-- WORK TO COMPLETE --
Omit all pictures. Copy the rest of the material exactly.

-- start INPUT MATERIAL --

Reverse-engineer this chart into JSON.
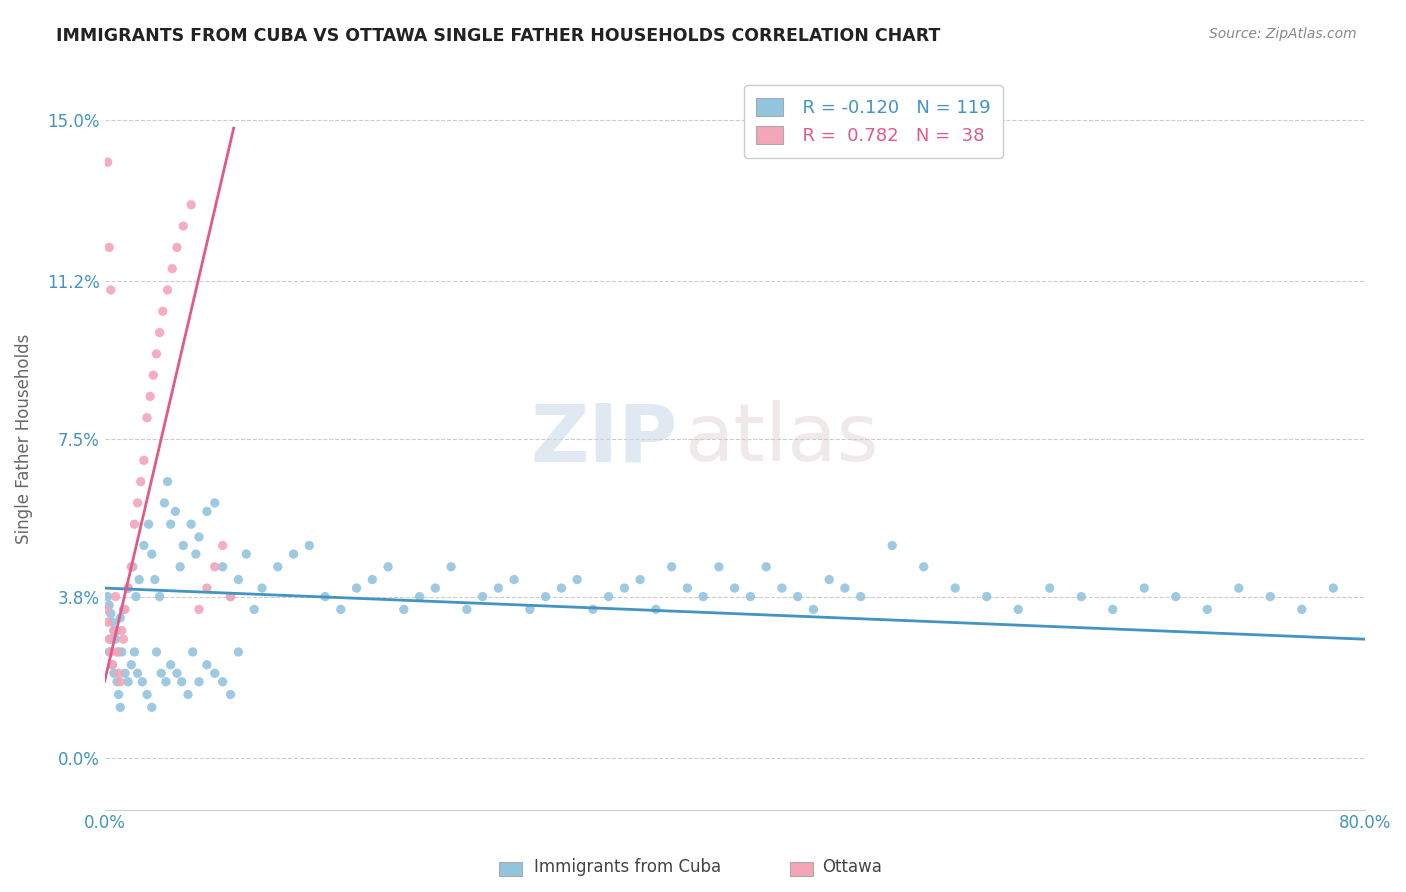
{
  "title": "IMMIGRANTS FROM CUBA VS OTTAWA SINGLE FATHER HOUSEHOLDS CORRELATION CHART",
  "source": "Source: ZipAtlas.com",
  "ylabel_label": "Single Father Households",
  "xlim": [
    0.0,
    0.8
  ],
  "ylim": [
    -0.012,
    0.162
  ],
  "yticks": [
    0.0,
    0.038,
    0.075,
    0.112,
    0.15
  ],
  "ytick_labels": [
    "0.0%",
    "3.8%",
    "7.5%",
    "11.2%",
    "15.0%"
  ],
  "xticks": [
    0.0,
    0.1,
    0.2,
    0.3,
    0.4,
    0.5,
    0.6,
    0.7,
    0.8
  ],
  "xtick_labels": [
    "0.0%",
    "",
    "",
    "",
    "",
    "",
    "",
    "",
    "80.0%"
  ],
  "legend_r1": "R = -0.120",
  "legend_n1": "N = 119",
  "legend_r2": "R =  0.782",
  "legend_n2": "N =  38",
  "color_blue": "#92c5de",
  "color_pink": "#f4a5b8",
  "color_blue_text": "#4393c3",
  "color_pink_text": "#e05a8a",
  "color_line_blue": "#4393c3",
  "color_line_pink": "#e05a8a",
  "watermark_zip": "ZIP",
  "watermark_atlas": "atlas",
  "legend_label_blue": "Immigrants from Cuba",
  "legend_label_pink": "Ottawa",
  "blue_scatter_x": [
    0.002,
    0.003,
    0.004,
    0.005,
    0.006,
    0.007,
    0.008,
    0.009,
    0.01,
    0.012,
    0.015,
    0.018,
    0.02,
    0.022,
    0.025,
    0.028,
    0.03,
    0.032,
    0.035,
    0.038,
    0.04,
    0.042,
    0.045,
    0.048,
    0.05,
    0.055,
    0.058,
    0.06,
    0.065,
    0.07,
    0.075,
    0.08,
    0.085,
    0.09,
    0.095,
    0.1,
    0.11,
    0.12,
    0.13,
    0.14,
    0.15,
    0.16,
    0.17,
    0.18,
    0.19,
    0.2,
    0.21,
    0.22,
    0.23,
    0.24,
    0.25,
    0.26,
    0.27,
    0.28,
    0.29,
    0.3,
    0.31,
    0.32,
    0.33,
    0.34,
    0.35,
    0.36,
    0.37,
    0.38,
    0.39,
    0.4,
    0.41,
    0.42,
    0.43,
    0.44,
    0.45,
    0.46,
    0.47,
    0.48,
    0.5,
    0.52,
    0.54,
    0.56,
    0.58,
    0.6,
    0.62,
    0.64,
    0.66,
    0.68,
    0.7,
    0.72,
    0.74,
    0.76,
    0.78,
    0.003,
    0.004,
    0.005,
    0.006,
    0.008,
    0.009,
    0.01,
    0.011,
    0.013,
    0.015,
    0.017,
    0.019,
    0.021,
    0.024,
    0.027,
    0.03,
    0.033,
    0.036,
    0.039,
    0.042,
    0.046,
    0.049,
    0.053,
    0.056,
    0.06,
    0.065,
    0.07,
    0.075,
    0.08,
    0.085
  ],
  "blue_scatter_y": [
    0.038,
    0.036,
    0.034,
    0.032,
    0.03,
    0.028,
    0.03,
    0.025,
    0.033,
    0.035,
    0.04,
    0.045,
    0.038,
    0.042,
    0.05,
    0.055,
    0.048,
    0.042,
    0.038,
    0.06,
    0.065,
    0.055,
    0.058,
    0.045,
    0.05,
    0.055,
    0.048,
    0.052,
    0.058,
    0.06,
    0.045,
    0.038,
    0.042,
    0.048,
    0.035,
    0.04,
    0.045,
    0.048,
    0.05,
    0.038,
    0.035,
    0.04,
    0.042,
    0.045,
    0.035,
    0.038,
    0.04,
    0.045,
    0.035,
    0.038,
    0.04,
    0.042,
    0.035,
    0.038,
    0.04,
    0.042,
    0.035,
    0.038,
    0.04,
    0.042,
    0.035,
    0.045,
    0.04,
    0.038,
    0.045,
    0.04,
    0.038,
    0.045,
    0.04,
    0.038,
    0.035,
    0.042,
    0.04,
    0.038,
    0.05,
    0.045,
    0.04,
    0.038,
    0.035,
    0.04,
    0.038,
    0.035,
    0.04,
    0.038,
    0.035,
    0.04,
    0.038,
    0.035,
    0.04,
    0.025,
    0.028,
    0.022,
    0.02,
    0.018,
    0.015,
    0.012,
    0.025,
    0.02,
    0.018,
    0.022,
    0.025,
    0.02,
    0.018,
    0.015,
    0.012,
    0.025,
    0.02,
    0.018,
    0.022,
    0.02,
    0.018,
    0.015,
    0.025,
    0.018,
    0.022,
    0.02,
    0.018,
    0.015,
    0.025
  ],
  "pink_scatter_x": [
    0.001,
    0.002,
    0.003,
    0.004,
    0.005,
    0.006,
    0.007,
    0.008,
    0.009,
    0.01,
    0.011,
    0.012,
    0.013,
    0.015,
    0.017,
    0.019,
    0.021,
    0.023,
    0.025,
    0.027,
    0.029,
    0.031,
    0.033,
    0.035,
    0.037,
    0.04,
    0.043,
    0.046,
    0.05,
    0.055,
    0.06,
    0.065,
    0.07,
    0.075,
    0.08,
    0.002,
    0.003,
    0.004
  ],
  "pink_scatter_y": [
    0.035,
    0.032,
    0.028,
    0.025,
    0.022,
    0.03,
    0.038,
    0.025,
    0.02,
    0.018,
    0.03,
    0.028,
    0.035,
    0.04,
    0.045,
    0.055,
    0.06,
    0.065,
    0.07,
    0.08,
    0.085,
    0.09,
    0.095,
    0.1,
    0.105,
    0.11,
    0.115,
    0.12,
    0.125,
    0.13,
    0.035,
    0.04,
    0.045,
    0.05,
    0.038,
    0.14,
    0.12,
    0.11
  ],
  "blue_trendline_x": [
    0.0,
    0.8
  ],
  "blue_trendline_y": [
    0.04,
    0.028
  ],
  "pink_trendline_x": [
    0.0,
    0.082
  ],
  "pink_trendline_y": [
    0.018,
    0.148
  ]
}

-- end INPUT MATERIAL --

-- FINISHED EXERCISE --
Reverse-engineer this chart into JSON.
{
  "title": "IMMIGRANTS FROM CUBA VS OTTAWA SINGLE FATHER HOUSEHOLDS CORRELATION CHART",
  "source": "Source: ZipAtlas.com",
  "ylabel_label": "Single Father Households",
  "xlim": [
    0.0,
    0.8
  ],
  "ylim": [
    -0.012,
    0.162
  ],
  "yticks": [
    0.0,
    0.038,
    0.075,
    0.112,
    0.15
  ],
  "ytick_labels": [
    "0.0%",
    "3.8%",
    "7.5%",
    "11.2%",
    "15.0%"
  ],
  "xticks": [
    0.0,
    0.1,
    0.2,
    0.3,
    0.4,
    0.5,
    0.6,
    0.7,
    0.8
  ],
  "xtick_labels": [
    "0.0%",
    "",
    "",
    "",
    "",
    "",
    "",
    "",
    "80.0%"
  ],
  "legend_r1": "R = -0.120",
  "legend_n1": "N = 119",
  "legend_r2": "R =  0.782",
  "legend_n2": "N =  38",
  "color_blue": "#92c5de",
  "color_pink": "#f4a5b8",
  "color_blue_text": "#4393c3",
  "color_pink_text": "#e05a8a",
  "color_line_blue": "#4393c3",
  "color_line_pink": "#e05a8a",
  "watermark_zip": "ZIP",
  "watermark_atlas": "atlas",
  "legend_label_blue": "Immigrants from Cuba",
  "legend_label_pink": "Ottawa",
  "blue_scatter_x": [
    0.002,
    0.003,
    0.004,
    0.005,
    0.006,
    0.007,
    0.008,
    0.009,
    0.01,
    0.012,
    0.015,
    0.018,
    0.02,
    0.022,
    0.025,
    0.028,
    0.03,
    0.032,
    0.035,
    0.038,
    0.04,
    0.042,
    0.045,
    0.048,
    0.05,
    0.055,
    0.058,
    0.06,
    0.065,
    0.07,
    0.075,
    0.08,
    0.085,
    0.09,
    0.095,
    0.1,
    0.11,
    0.12,
    0.13,
    0.14,
    0.15,
    0.16,
    0.17,
    0.18,
    0.19,
    0.2,
    0.21,
    0.22,
    0.23,
    0.24,
    0.25,
    0.26,
    0.27,
    0.28,
    0.29,
    0.3,
    0.31,
    0.32,
    0.33,
    0.34,
    0.35,
    0.36,
    0.37,
    0.38,
    0.39,
    0.4,
    0.41,
    0.42,
    0.43,
    0.44,
    0.45,
    0.46,
    0.47,
    0.48,
    0.5,
    0.52,
    0.54,
    0.56,
    0.58,
    0.6,
    0.62,
    0.64,
    0.66,
    0.68,
    0.7,
    0.72,
    0.74,
    0.76,
    0.78,
    0.003,
    0.004,
    0.005,
    0.006,
    0.008,
    0.009,
    0.01,
    0.011,
    0.013,
    0.015,
    0.017,
    0.019,
    0.021,
    0.024,
    0.027,
    0.03,
    0.033,
    0.036,
    0.039,
    0.042,
    0.046,
    0.049,
    0.053,
    0.056,
    0.06,
    0.065,
    0.07,
    0.075,
    0.08,
    0.085
  ],
  "blue_scatter_y": [
    0.038,
    0.036,
    0.034,
    0.032,
    0.03,
    0.028,
    0.03,
    0.025,
    0.033,
    0.035,
    0.04,
    0.045,
    0.038,
    0.042,
    0.05,
    0.055,
    0.048,
    0.042,
    0.038,
    0.06,
    0.065,
    0.055,
    0.058,
    0.045,
    0.05,
    0.055,
    0.048,
    0.052,
    0.058,
    0.06,
    0.045,
    0.038,
    0.042,
    0.048,
    0.035,
    0.04,
    0.045,
    0.048,
    0.05,
    0.038,
    0.035,
    0.04,
    0.042,
    0.045,
    0.035,
    0.038,
    0.04,
    0.045,
    0.035,
    0.038,
    0.04,
    0.042,
    0.035,
    0.038,
    0.04,
    0.042,
    0.035,
    0.038,
    0.04,
    0.042,
    0.035,
    0.045,
    0.04,
    0.038,
    0.045,
    0.04,
    0.038,
    0.045,
    0.04,
    0.038,
    0.035,
    0.042,
    0.04,
    0.038,
    0.05,
    0.045,
    0.04,
    0.038,
    0.035,
    0.04,
    0.038,
    0.035,
    0.04,
    0.038,
    0.035,
    0.04,
    0.038,
    0.035,
    0.04,
    0.025,
    0.028,
    0.022,
    0.02,
    0.018,
    0.015,
    0.012,
    0.025,
    0.02,
    0.018,
    0.022,
    0.025,
    0.02,
    0.018,
    0.015,
    0.012,
    0.025,
    0.02,
    0.018,
    0.022,
    0.02,
    0.018,
    0.015,
    0.025,
    0.018,
    0.022,
    0.02,
    0.018,
    0.015,
    0.025
  ],
  "pink_scatter_x": [
    0.001,
    0.002,
    0.003,
    0.004,
    0.005,
    0.006,
    0.007,
    0.008,
    0.009,
    0.01,
    0.011,
    0.012,
    0.013,
    0.015,
    0.017,
    0.019,
    0.021,
    0.023,
    0.025,
    0.027,
    0.029,
    0.031,
    0.033,
    0.035,
    0.037,
    0.04,
    0.043,
    0.046,
    0.05,
    0.055,
    0.06,
    0.065,
    0.07,
    0.075,
    0.08,
    0.002,
    0.003,
    0.004
  ],
  "pink_scatter_y": [
    0.035,
    0.032,
    0.028,
    0.025,
    0.022,
    0.03,
    0.038,
    0.025,
    0.02,
    0.018,
    0.03,
    0.028,
    0.035,
    0.04,
    0.045,
    0.055,
    0.06,
    0.065,
    0.07,
    0.08,
    0.085,
    0.09,
    0.095,
    0.1,
    0.105,
    0.11,
    0.115,
    0.12,
    0.125,
    0.13,
    0.035,
    0.04,
    0.045,
    0.05,
    0.038,
    0.14,
    0.12,
    0.11
  ],
  "blue_trendline_x": [
    0.0,
    0.8
  ],
  "blue_trendline_y": [
    0.04,
    0.028
  ],
  "pink_trendline_x": [
    0.0,
    0.082
  ],
  "pink_trendline_y": [
    0.018,
    0.148
  ]
}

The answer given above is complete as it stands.